Items listed in a dataset
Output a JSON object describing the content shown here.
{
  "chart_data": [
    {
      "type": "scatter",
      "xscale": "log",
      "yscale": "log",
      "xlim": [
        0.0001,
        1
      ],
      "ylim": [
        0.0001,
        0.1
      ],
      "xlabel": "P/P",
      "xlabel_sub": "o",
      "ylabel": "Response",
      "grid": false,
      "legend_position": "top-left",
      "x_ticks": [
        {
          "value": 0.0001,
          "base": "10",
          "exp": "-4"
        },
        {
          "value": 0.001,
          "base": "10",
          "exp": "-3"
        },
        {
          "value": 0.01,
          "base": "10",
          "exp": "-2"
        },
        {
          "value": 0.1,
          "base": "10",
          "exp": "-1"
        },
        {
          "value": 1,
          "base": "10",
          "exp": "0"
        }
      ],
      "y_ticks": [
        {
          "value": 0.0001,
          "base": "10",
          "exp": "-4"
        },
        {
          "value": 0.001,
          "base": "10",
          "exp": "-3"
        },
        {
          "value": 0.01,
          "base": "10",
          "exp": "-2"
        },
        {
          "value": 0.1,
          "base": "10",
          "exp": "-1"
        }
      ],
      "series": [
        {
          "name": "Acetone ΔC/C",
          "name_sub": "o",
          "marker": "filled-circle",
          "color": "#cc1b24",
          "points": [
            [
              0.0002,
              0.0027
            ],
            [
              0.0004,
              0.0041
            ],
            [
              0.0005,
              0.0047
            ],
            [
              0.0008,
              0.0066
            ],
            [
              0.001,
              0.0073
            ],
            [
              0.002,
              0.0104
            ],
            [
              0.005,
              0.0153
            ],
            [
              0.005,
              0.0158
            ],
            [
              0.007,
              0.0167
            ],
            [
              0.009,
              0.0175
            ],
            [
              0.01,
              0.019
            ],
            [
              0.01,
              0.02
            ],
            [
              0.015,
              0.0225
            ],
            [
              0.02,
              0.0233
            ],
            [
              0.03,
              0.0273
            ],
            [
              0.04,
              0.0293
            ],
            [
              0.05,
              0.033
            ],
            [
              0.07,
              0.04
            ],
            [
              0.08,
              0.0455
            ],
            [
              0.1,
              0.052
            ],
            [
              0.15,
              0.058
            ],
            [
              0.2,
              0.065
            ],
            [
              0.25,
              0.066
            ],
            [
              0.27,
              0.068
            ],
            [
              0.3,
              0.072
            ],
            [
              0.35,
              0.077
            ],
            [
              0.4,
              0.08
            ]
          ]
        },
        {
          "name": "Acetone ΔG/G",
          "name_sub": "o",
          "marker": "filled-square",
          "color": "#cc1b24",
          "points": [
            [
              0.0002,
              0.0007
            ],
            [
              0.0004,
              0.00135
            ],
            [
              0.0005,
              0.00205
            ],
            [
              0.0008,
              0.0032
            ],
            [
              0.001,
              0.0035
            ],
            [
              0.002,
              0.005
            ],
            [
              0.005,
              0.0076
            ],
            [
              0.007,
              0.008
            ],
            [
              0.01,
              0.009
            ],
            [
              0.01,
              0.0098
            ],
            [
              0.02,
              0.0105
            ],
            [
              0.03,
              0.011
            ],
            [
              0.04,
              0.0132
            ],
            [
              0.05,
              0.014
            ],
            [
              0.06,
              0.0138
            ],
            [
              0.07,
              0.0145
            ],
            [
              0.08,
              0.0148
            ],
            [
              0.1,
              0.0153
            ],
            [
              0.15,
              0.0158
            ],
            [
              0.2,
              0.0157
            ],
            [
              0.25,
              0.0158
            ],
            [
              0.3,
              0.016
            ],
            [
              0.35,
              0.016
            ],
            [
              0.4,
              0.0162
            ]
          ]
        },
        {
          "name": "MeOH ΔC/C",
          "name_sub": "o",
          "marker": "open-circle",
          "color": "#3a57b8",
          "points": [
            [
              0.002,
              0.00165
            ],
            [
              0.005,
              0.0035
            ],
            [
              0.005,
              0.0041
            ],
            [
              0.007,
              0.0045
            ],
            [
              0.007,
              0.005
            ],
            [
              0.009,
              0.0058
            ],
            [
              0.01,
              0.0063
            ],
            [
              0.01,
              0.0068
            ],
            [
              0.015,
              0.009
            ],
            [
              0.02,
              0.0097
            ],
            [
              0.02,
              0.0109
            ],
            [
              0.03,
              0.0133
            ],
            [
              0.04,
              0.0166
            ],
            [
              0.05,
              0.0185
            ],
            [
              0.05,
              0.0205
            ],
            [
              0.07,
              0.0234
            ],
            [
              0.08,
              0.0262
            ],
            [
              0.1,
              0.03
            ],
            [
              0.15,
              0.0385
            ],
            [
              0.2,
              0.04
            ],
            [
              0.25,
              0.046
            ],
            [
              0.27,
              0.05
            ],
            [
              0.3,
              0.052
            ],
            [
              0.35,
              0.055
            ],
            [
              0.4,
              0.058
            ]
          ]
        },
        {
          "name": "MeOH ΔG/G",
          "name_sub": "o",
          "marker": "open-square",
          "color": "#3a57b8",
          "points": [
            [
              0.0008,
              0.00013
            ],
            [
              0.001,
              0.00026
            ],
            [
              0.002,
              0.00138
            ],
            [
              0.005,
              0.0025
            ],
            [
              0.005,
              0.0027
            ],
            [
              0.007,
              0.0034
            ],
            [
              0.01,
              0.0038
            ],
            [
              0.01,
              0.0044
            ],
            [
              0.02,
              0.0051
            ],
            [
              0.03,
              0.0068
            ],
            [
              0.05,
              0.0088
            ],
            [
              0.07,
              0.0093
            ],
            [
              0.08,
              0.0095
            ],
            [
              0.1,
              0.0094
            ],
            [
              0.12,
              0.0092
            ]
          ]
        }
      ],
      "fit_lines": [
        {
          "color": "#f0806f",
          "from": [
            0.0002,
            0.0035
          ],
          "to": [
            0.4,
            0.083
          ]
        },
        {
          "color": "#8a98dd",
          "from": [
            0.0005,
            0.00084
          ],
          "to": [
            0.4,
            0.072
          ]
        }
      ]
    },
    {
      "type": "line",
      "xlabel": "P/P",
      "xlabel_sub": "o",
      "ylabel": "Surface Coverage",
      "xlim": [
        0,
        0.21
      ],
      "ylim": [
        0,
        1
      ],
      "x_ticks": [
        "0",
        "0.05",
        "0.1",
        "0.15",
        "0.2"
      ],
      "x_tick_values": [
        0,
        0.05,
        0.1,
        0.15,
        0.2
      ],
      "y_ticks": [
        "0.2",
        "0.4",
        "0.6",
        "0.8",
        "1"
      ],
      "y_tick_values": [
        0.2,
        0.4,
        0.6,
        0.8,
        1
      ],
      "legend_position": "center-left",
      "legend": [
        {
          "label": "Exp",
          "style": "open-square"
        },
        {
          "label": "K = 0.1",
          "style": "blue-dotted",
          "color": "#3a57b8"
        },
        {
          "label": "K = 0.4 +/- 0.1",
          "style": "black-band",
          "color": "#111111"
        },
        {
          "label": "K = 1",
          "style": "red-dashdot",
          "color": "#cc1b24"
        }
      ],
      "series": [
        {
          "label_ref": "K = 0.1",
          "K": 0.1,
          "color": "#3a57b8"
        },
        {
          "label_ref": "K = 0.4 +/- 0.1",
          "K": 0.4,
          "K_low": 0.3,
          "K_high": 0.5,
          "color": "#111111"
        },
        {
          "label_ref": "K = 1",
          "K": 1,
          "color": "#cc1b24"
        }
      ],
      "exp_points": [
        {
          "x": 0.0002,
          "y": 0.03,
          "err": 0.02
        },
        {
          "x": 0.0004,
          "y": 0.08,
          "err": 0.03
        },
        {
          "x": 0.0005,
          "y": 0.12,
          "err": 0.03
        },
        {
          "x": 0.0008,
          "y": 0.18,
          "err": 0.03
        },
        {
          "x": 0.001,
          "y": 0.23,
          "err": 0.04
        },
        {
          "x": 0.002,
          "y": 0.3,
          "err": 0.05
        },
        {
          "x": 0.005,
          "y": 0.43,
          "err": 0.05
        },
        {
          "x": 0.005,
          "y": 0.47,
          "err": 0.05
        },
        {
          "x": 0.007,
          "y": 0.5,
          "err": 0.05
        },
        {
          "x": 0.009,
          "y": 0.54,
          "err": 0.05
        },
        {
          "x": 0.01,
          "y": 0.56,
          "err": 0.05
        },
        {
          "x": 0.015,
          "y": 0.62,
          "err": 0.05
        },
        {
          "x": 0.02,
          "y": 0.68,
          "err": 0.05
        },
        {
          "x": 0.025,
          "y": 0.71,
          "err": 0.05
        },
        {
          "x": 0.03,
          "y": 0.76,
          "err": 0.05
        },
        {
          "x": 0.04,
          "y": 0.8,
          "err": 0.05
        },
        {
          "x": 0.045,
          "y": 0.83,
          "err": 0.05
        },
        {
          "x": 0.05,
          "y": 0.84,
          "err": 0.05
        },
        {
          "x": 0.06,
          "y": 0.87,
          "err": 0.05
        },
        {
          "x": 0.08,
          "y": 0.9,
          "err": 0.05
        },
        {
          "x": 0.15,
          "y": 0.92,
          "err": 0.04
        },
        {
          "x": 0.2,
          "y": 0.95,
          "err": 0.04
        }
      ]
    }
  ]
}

(TO BE DONE): Write out every line of the preceding listing that contains "open".

(SOLUTION BELOW):
          "marker": "open-circle",
          "marker": "open-square",
          "style": "open-square"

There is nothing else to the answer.